PAGE EXTRACT:
● ● ● ●
A licensing deal with China’s Shenzhen BAK Power Battery Company, one of the world’s top 10 lithium-ion manufacturers, is further proof of the technology’s potential. Additional credibility comes from Cadenza being named as a Technology Pioneer by the World Economic Forum (an honor bestowed on Lampe-Onnerund’ previous company, Boston Power), giving her a voice in shaping the conversation about the future of energy. Her vision: a collaborative, global ecosystem where all players are working toward the common goal of a better-performing, lower-cost solution.


This Is Capitalism: Dr. Christina Lampe-Onnerud


RH: This is Capitalism. I’m Ray Hoffman. Of Dr. Christina Lampe-Onnerud, you might say there is electricity in her blood. Long before her reputation was established as one of the world’s foremost experts in power storage, her father Wolfgang Lampe was world renowned for building power stations and power transmission lines.

After earning her doctorate in her native Sweden, Cristina came to the U.S. and started her first company, Boston Power, in 2006. Then in 2012, she and three of her former colleagues, one of whom is her husband, started Cadenza Innovation. It’s a Connecticut- based firm which has developed a fire-proof, lithium ion battery that can be snapped together like Legos to store virtually infinite amounts of power, and cheaply so.

In 2018, this Cadenza Innovation story turned into a fast-moving one, which is why, after doing one long interview with Christina Lampe-Onnerud, I had to go back for a major update just six months later.

Anything happen since then, he says, with a wink and a smile?

CLO: [Laughs.] Yes, a lot has happened. We have gone from being a technical promise through the demonstration at Fiat Chrysler earlier this year into having initiated the program with New York State and NYPA, the New York Power Authorities, the biggest public utility in the United States, and it’s entirely clean power, coming into New York City. We are basically constructing a very much public demonstration of what the Cadenza technology can do for the United States and with the specifics of the New York grid, coming into the city.

That’s going live in the summer and the stakeholders have all started their work, so we are heads down in that program. So that’s one big win.

RH: Let’s double back about the Fiat Chrysler demonstration project…

CLO: Oh yeah.

RH: Which is really important.
● ● ● ●
Region annotation records

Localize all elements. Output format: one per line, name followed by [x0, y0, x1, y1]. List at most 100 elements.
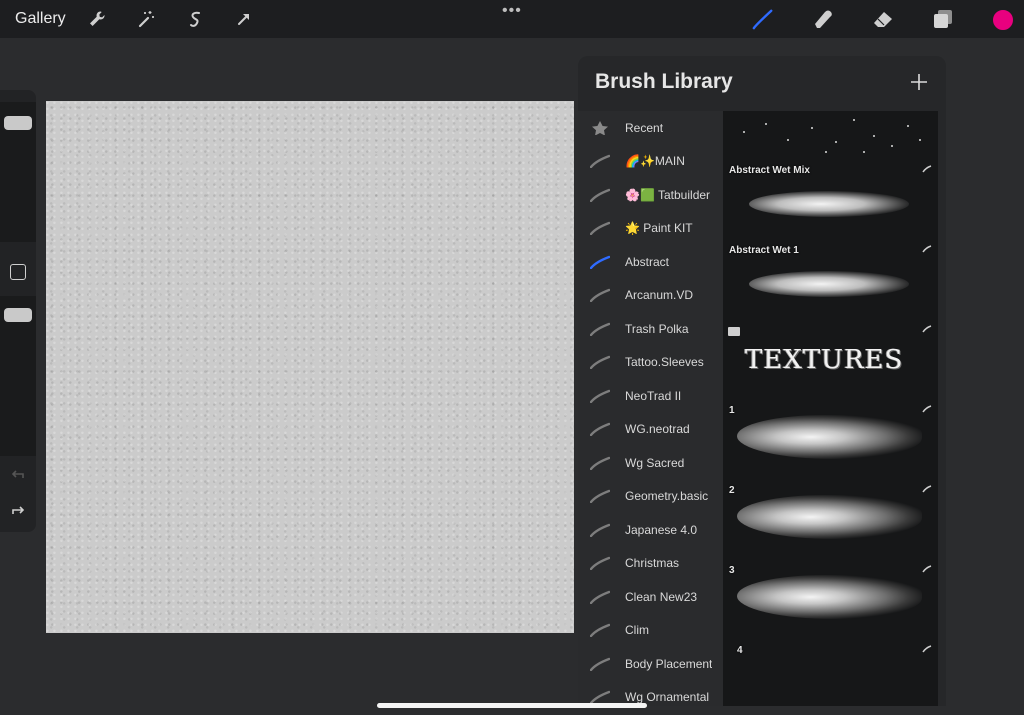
gallery-button[interactable]: Gallery	[15, 10, 66, 28]
brush-preview	[749, 191, 909, 217]
brush-set-label: Geometry.basic	[625, 488, 709, 503]
more-options-button[interactable]: •••	[502, 2, 522, 20]
brush-item[interactable]: 3	[723, 561, 938, 641]
brush-set-item[interactable]: 🌈✨MAIN	[578, 144, 723, 177]
brush-item[interactable]	[723, 111, 938, 161]
brush-stroke-icon	[590, 255, 610, 269]
brush-name: Abstract Wet 1	[729, 245, 799, 256]
magic-wand-icon[interactable]	[135, 8, 157, 30]
brush-set-item[interactable]: Clean New23	[578, 580, 723, 613]
brush-set-label: 🌟 Paint KIT	[625, 220, 693, 235]
brush-preview	[749, 271, 909, 297]
brush-item[interactable]: 4	[723, 641, 938, 706]
redo-arrow-icon[interactable]	[9, 502, 27, 518]
brush-set-item[interactable]: Tattoo.Sleeves	[578, 345, 723, 378]
brush-stroke-icon	[590, 489, 610, 503]
brush-stroke-icon	[590, 389, 610, 403]
brush-set-label: Recent	[625, 120, 664, 135]
brush-stroke-icon	[590, 422, 610, 436]
brush-size-slider[interactable]	[0, 102, 36, 242]
brush-library-panel: Brush Library Recent 🌈✨MAIN 🌸🟩 Tatbuilde…	[578, 56, 946, 706]
eraser-icon[interactable]	[872, 8, 894, 30]
brush-library-title: Brush Library	[595, 70, 733, 93]
brush-sets-list: Recent 🌈✨MAIN 🌸🟩 Tatbuilder 🌟 Paint KIT …	[578, 111, 723, 706]
home-indicator[interactable]	[377, 703, 647, 708]
brush-set-item[interactable]: 🌟 Paint KIT	[578, 211, 723, 244]
plus-icon[interactable]	[908, 71, 930, 93]
brush-stroke-icon	[590, 154, 610, 168]
wrench-icon[interactable]	[86, 8, 108, 30]
brush-stroke-icon	[590, 590, 610, 604]
brush-set-item[interactable]: Trash Polka	[578, 312, 723, 345]
brushes-list: Abstract Wet Mix Abstract Wet 1 TEXTURES…	[723, 111, 938, 706]
transform-arrow-icon[interactable]	[233, 8, 255, 30]
brush-name: 2	[729, 485, 735, 496]
smudge-icon[interactable]	[812, 8, 834, 30]
brush-stroke-icon	[922, 565, 932, 573]
brush-set-item[interactable]: Geometry.basic	[578, 479, 723, 512]
brush-stroke-icon	[590, 657, 610, 671]
brush-stroke-icon	[590, 456, 610, 470]
brush-item[interactable]: Abstract Wet 1	[723, 241, 938, 321]
modify-button[interactable]	[10, 264, 26, 280]
brush-set-label: Trash Polka	[625, 321, 689, 336]
brush-preview-text: TEXTURES	[745, 345, 904, 375]
brush-stroke-icon	[590, 623, 610, 637]
brush-stroke-icon	[922, 645, 932, 653]
brush-set-label: Japanese 4.0	[625, 522, 698, 537]
brush-item[interactable]: TEXTURES	[723, 321, 938, 401]
brush-set-item[interactable]: 🌸🟩 Tatbuilder	[578, 178, 723, 211]
brush-set-label: WG.neotrad	[625, 421, 690, 436]
star-icon	[592, 120, 608, 135]
brush-set-label: 🌈✨MAIN	[625, 153, 685, 168]
brush-set-item[interactable]: WG.neotrad	[578, 412, 723, 445]
brush-set-item[interactable]: Recent	[578, 111, 723, 144]
brush-size-thumb[interactable]	[4, 116, 32, 130]
brush-stroke-icon	[922, 485, 932, 493]
brush-item[interactable]: 1	[723, 401, 938, 481]
selection-icon[interactable]	[185, 8, 207, 30]
drawing-canvas[interactable]	[46, 101, 574, 633]
brush-set-label: Body Placement	[625, 656, 713, 671]
opacity-thumb[interactable]	[4, 308, 32, 322]
brush-stroke-icon	[590, 690, 610, 704]
brush-stroke-icon	[922, 165, 932, 173]
brush-preview	[737, 415, 922, 459]
brush-item[interactable]: Abstract Wet Mix	[723, 161, 938, 241]
folder-icon	[728, 327, 740, 336]
brush-stroke-icon	[590, 556, 610, 570]
brush-stroke-icon	[590, 523, 610, 537]
brush-name: 3	[729, 565, 735, 576]
brush-set-label: Clean New23	[625, 589, 698, 604]
brush-set-item-selected[interactable]: Abstract	[578, 245, 723, 278]
brush-item[interactable]: 2	[723, 481, 938, 561]
undo-arrow-icon[interactable]	[9, 466, 27, 482]
top-toolbar: Gallery •••	[0, 0, 1024, 38]
opacity-slider[interactable]	[0, 296, 36, 456]
brush-set-label: NeoTrad II	[625, 388, 682, 403]
layers-icon[interactable]	[932, 8, 954, 30]
brush-set-item[interactable]: Japanese 4.0	[578, 513, 723, 546]
brush-set-label: Tattoo.Sleeves	[625, 354, 704, 369]
brush-set-item[interactable]: Body Placement	[578, 647, 723, 680]
brush-preview	[737, 575, 922, 619]
brush-set-label: Christmas	[625, 555, 680, 570]
brush-name: 4	[737, 645, 743, 656]
brush-icon[interactable]	[752, 8, 774, 30]
brush-set-label: Arcanum.VD	[625, 287, 694, 302]
brush-stroke-icon	[922, 325, 932, 333]
brush-set-label: Wg Ornamental	[625, 689, 710, 704]
brush-set-item[interactable]: NeoTrad II	[578, 379, 723, 412]
brush-set-item[interactable]: Clim	[578, 613, 723, 646]
brush-stroke-icon	[922, 405, 932, 413]
brush-set-item[interactable]: Wg Sacred	[578, 446, 723, 479]
brush-stroke-icon	[590, 322, 610, 336]
brush-stroke-icon	[590, 355, 610, 369]
brush-set-item[interactable]: Arcanum.VD	[578, 278, 723, 311]
left-sidebar	[0, 90, 36, 532]
brush-stroke-icon	[590, 188, 610, 202]
brush-set-item[interactable]: Christmas	[578, 546, 723, 579]
brush-preview	[737, 495, 922, 539]
color-picker-button[interactable]	[991, 8, 1015, 32]
brush-stroke-icon	[922, 245, 932, 253]
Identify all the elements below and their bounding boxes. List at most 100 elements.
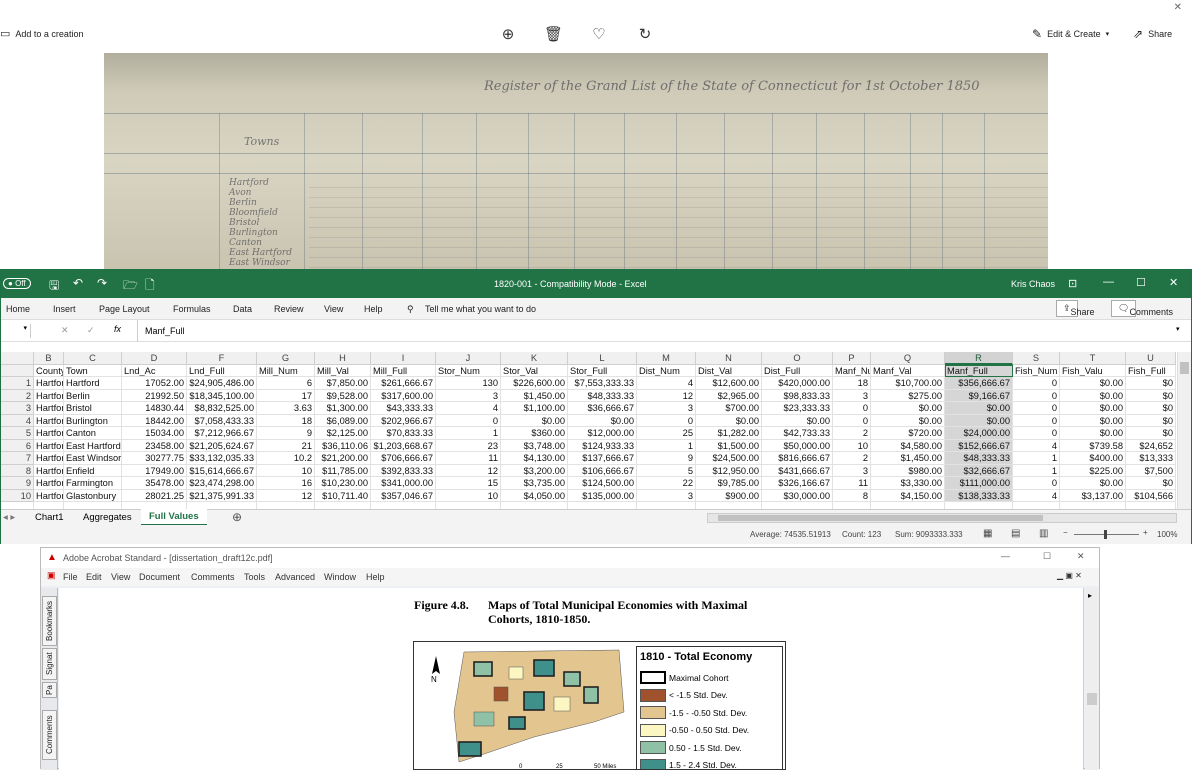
cell[interactable]: $104,566	[1126, 490, 1176, 503]
cell[interactable]: 12	[257, 490, 315, 503]
column-letter[interactable]: I	[371, 352, 436, 365]
cell[interactable]: 8	[833, 490, 871, 503]
cell[interactable]: 15	[436, 477, 501, 490]
header-cell[interactable]: Lnd_Full	[187, 365, 257, 378]
header-cell[interactable]: Fish_Valu	[1060, 365, 1126, 378]
cell[interactable]: $10,230.00	[315, 477, 371, 490]
spreadsheet-grid[interactable]: BCDFGHIJKLMNOPQRSTUCountyTownLnd_AcLnd_F…	[1, 352, 1177, 509]
cell[interactable]: $431,666.67	[762, 465, 833, 478]
cell[interactable]: $0.00	[1060, 477, 1126, 490]
cell[interactable]: $8,832,525.00	[187, 402, 257, 415]
cell[interactable]: $0.00	[1060, 415, 1126, 428]
cell[interactable]: 21	[257, 440, 315, 453]
column-letter[interactable]: N	[696, 352, 762, 365]
cell[interactable]: Canton	[64, 427, 122, 440]
row-number[interactable]: 7	[1, 452, 34, 465]
cell[interactable]: 1	[1013, 452, 1060, 465]
cell[interactable]: $0.00	[568, 415, 637, 428]
cell[interactable]: 10	[436, 490, 501, 503]
cell[interactable]: $1,282.00	[696, 427, 762, 440]
cell[interactable]: $0.00	[501, 415, 568, 428]
cell[interactable]: $326,166.67	[762, 477, 833, 490]
tab-review[interactable]: Review	[274, 304, 304, 314]
row-number[interactable]: 2	[1, 390, 34, 403]
cell[interactable]: $98,833.33	[762, 390, 833, 403]
column-letter[interactable]: C	[64, 352, 122, 365]
cell[interactable]: 5	[637, 465, 696, 478]
cell[interactable]: $6,089.00	[315, 415, 371, 428]
cell[interactable]: $739.58	[1060, 440, 1126, 453]
cell[interactable]: $36,110.06	[315, 440, 371, 453]
cell[interactable]: 4	[1013, 440, 1060, 453]
cell[interactable]: 3	[637, 402, 696, 415]
row-number[interactable]: 6	[1, 440, 34, 453]
insert-function-icon[interactable]: fx	[114, 324, 121, 334]
close-icon[interactable]: ✕	[1169, 276, 1178, 289]
maximize-icon[interactable]: ☐	[1136, 276, 1146, 289]
cell[interactable]: 3	[637, 490, 696, 503]
cell[interactable]: $0.00	[1060, 427, 1126, 440]
add-to-creation-button[interactable]: ▭ Add to a creation	[0, 27, 83, 40]
header-cell[interactable]: Manf_Full	[945, 365, 1013, 378]
rotate-icon[interactable]: ↻	[636, 26, 654, 44]
formula-input[interactable]: Manf_Full	[137, 320, 1177, 342]
cell[interactable]: Enfield	[64, 465, 122, 478]
cell[interactable]: $700.00	[696, 402, 762, 415]
cell[interactable]: $24,652	[1126, 440, 1176, 453]
cell[interactable]: 3.63	[257, 402, 315, 415]
menu-edit[interactable]: Edit	[86, 572, 102, 582]
cell[interactable]: 1	[1013, 465, 1060, 478]
cell[interactable]: $36,666.67	[568, 402, 637, 415]
column-letter[interactable]: R	[945, 352, 1013, 365]
cell[interactable]: Bristol	[64, 402, 122, 415]
cell[interactable]: 0	[1013, 390, 1060, 403]
column-letter[interactable]: G	[257, 352, 315, 365]
cell[interactable]: 23458.00	[122, 440, 187, 453]
row-number[interactable]: 3	[1, 402, 34, 415]
zoom-in-icon[interactable]: ⊕	[499, 26, 517, 44]
row-number[interactable]: 5	[1, 427, 34, 440]
edit-create-button[interactable]: ✎ Edit & Create ▾	[1032, 27, 1109, 41]
name-box-dropdown[interactable]: ▾	[1, 324, 31, 338]
cell[interactable]: $13,333	[1126, 452, 1176, 465]
cell[interactable]: 0	[1013, 427, 1060, 440]
zoom-in-icon[interactable]: +	[1143, 528, 1148, 537]
pages-tab[interactable]: Pa	[42, 682, 57, 698]
cell[interactable]: $356,666.67	[945, 377, 1013, 390]
comments-button[interactable]: 🗨 Comments	[1111, 300, 1136, 317]
cell[interactable]: Berlin	[64, 390, 122, 403]
redo-icon[interactable]: ↷	[97, 276, 107, 290]
favorite-icon[interactable]: ♡	[590, 26, 608, 44]
close-icon[interactable]: ✕	[1077, 551, 1085, 562]
cell[interactable]: East Hartford	[64, 440, 122, 453]
menu-view[interactable]: View	[111, 572, 130, 582]
cell[interactable]: $137,666.67	[568, 452, 637, 465]
cell[interactable]: Farmington	[64, 477, 122, 490]
share-button[interactable]: ⇪ Share	[1056, 300, 1078, 317]
cell[interactable]: Burlington	[64, 415, 122, 428]
cell[interactable]: 3	[436, 390, 501, 403]
cell[interactable]: $0.00	[1060, 402, 1126, 415]
cell[interactable]: $3,735.00	[501, 477, 568, 490]
cell[interactable]: Hartford	[34, 452, 64, 465]
cell[interactable]: 11	[833, 477, 871, 490]
cell[interactable]: $7,850.00	[315, 377, 371, 390]
cell[interactable]: 0	[1013, 402, 1060, 415]
cell[interactable]: 130	[436, 377, 501, 390]
tab-view[interactable]: View	[324, 304, 343, 314]
header-cell[interactable]: Mill_Full	[371, 365, 436, 378]
cell[interactable]: 0	[436, 415, 501, 428]
horizontal-scrollbar[interactable]	[707, 513, 1177, 523]
cell[interactable]: $420,000.00	[762, 377, 833, 390]
cell[interactable]: $21,200.00	[315, 452, 371, 465]
row-number[interactable]: 4	[1, 415, 34, 428]
cell[interactable]: 18	[833, 377, 871, 390]
minimize-icon[interactable]: —	[1103, 276, 1114, 288]
cell[interactable]: $124,933.33	[568, 440, 637, 453]
cell[interactable]: $3,200.00	[501, 465, 568, 478]
cell[interactable]: 3	[833, 390, 871, 403]
cell[interactable]: Hartford	[34, 415, 64, 428]
cell[interactable]: $0	[1126, 427, 1176, 440]
cell[interactable]: $124,500.00	[568, 477, 637, 490]
column-letter[interactable]: P	[833, 352, 871, 365]
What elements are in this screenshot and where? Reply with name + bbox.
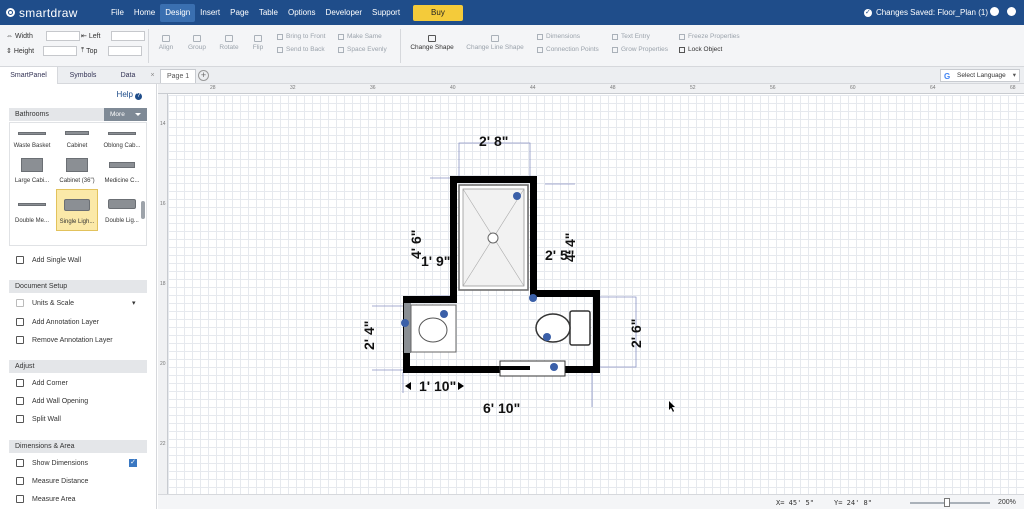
dimension-label[interactable]: 1' 10" [419,378,456,394]
arrow-left-icon [405,382,411,390]
wall[interactable] [450,176,537,183]
shower[interactable] [458,184,529,291]
wall[interactable] [530,176,537,298]
toilet[interactable] [535,310,591,346]
info-icon[interactable] [440,310,448,318]
cursor-icon [669,401,675,412]
info-icon[interactable] [550,363,558,371]
info-icon[interactable] [543,333,551,341]
dimension-label[interactable]: 2' 6" [628,319,644,348]
floor-plan[interactable]: 2' 8" 4' 6" 1' 9" 2' 5" 4' 4" 2' 4" 2' 6… [0,0,1024,509]
dimension-label[interactable]: 2' 4" [361,321,377,350]
dimension-label[interactable]: 1' 9" [421,253,450,269]
zoom-level: 200% [998,499,1016,506]
status-bar: X= 45' 5" Y= 24' 8" 200% [158,494,1024,509]
info-icon[interactable] [513,192,521,200]
vanity-sink[interactable] [404,303,457,353]
y-coordinate: Y= 24' 8" [834,499,872,507]
wall[interactable] [530,290,600,297]
zoom-slider[interactable] [910,502,990,504]
zoom-slider-handle[interactable] [944,498,950,507]
wall[interactable] [593,290,600,373]
info-icon[interactable] [529,294,537,302]
wall[interactable] [450,176,457,298]
dimension-label[interactable]: 4' 4" [562,233,578,262]
dimension-label[interactable]: 6' 10" [483,400,520,416]
dimension-label[interactable]: 2' 8" [479,133,508,149]
arrow-right-icon [458,382,464,390]
wall[interactable] [403,296,457,303]
x-coordinate: X= 45' 5" [776,499,814,507]
info-icon[interactable] [401,319,409,327]
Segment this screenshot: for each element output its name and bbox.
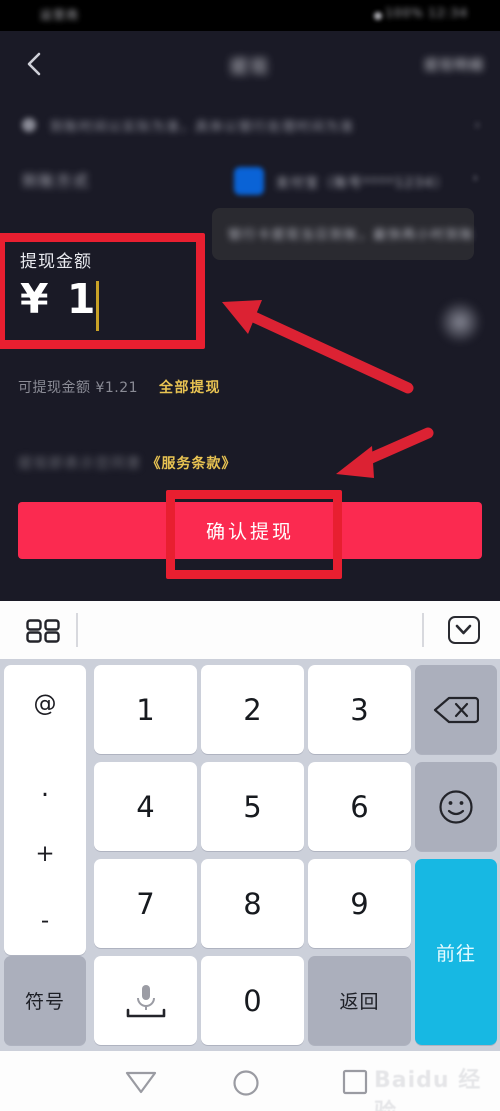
● ● ● ●
WORK TO COMPLETE:
A. Translate this sentence from the Cadenza Innovation interview into Spanish: "That’s going live in the summer and the stakeholders have all started their work, so we are heads down in that program."
B. According to the Cadenza Innovation interview, in what year did Lampe-Onnerud and three of her former colleagues start Cadenza Innovation?
C. Repeat the passage of the Cadenza Innovation interview from "CLO: [Laughs.] Yes, a" to "CLO: Oh yeah.".

ANSWERS PER TASK:
A. Eso entra en funcionamiento en el verano y todas las partes interesadas ya han comenzado su trabajo, así que estamos concentrados de lleno en ese programa.

B. 2012

C.
CLO: [Laughs.] Yes, a lot has happened. We have gone from being a technical promise through the demonstration at Fiat Chrysler earlier this year into having initiated the program with New York State and NYPA, the New York Power Authorities, the biggest public utility in the United States, and it’s entirely clean power, coming into New York City. We are basically constructing a very much public demonstration of what the Cadenza technology can do for the United States and with the specifics of the New York grid, coming into the city.

That’s going live in the summer and the stakeholders have all started their work, so we are heads down in that program. So that’s one big win.

RH: Let’s double back about the Fiat Chrysler demonstration project…

CLO: Oh yeah.